What you are asked to do: Return all lines that include the string "detached".

[Dataset entries]
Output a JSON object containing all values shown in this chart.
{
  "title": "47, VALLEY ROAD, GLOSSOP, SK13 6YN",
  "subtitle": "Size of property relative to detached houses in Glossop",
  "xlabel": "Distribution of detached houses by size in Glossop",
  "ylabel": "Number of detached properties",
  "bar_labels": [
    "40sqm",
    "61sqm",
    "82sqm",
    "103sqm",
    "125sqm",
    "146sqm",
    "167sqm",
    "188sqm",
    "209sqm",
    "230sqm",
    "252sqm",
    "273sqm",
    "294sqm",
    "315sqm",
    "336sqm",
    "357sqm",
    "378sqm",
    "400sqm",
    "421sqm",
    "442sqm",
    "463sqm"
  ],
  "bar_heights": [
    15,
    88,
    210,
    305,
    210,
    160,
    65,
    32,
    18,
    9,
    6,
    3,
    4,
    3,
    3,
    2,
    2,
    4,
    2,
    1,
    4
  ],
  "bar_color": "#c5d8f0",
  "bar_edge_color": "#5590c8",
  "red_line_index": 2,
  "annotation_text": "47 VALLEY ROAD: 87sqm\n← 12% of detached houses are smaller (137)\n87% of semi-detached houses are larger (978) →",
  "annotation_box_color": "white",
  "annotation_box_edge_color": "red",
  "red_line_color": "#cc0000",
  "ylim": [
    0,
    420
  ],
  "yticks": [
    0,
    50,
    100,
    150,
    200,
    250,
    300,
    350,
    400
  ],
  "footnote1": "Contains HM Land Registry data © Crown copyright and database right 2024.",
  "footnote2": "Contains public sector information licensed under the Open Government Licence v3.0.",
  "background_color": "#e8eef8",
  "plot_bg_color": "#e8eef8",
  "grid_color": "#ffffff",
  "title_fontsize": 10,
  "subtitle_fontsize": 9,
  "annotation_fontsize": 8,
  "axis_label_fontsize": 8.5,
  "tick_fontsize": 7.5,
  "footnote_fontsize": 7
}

Answer to this problem:
  "subtitle": "Size of property relative to detached houses in Glossop",
  "xlabel": "Distribution of detached houses by size in Glossop",
  "ylabel": "Number of detached properties",
  "annotation_text": "47 VALLEY ROAD: 87sqm\n← 12% of detached houses are smaller (137)\n87% of semi-detached houses are larger (978) →",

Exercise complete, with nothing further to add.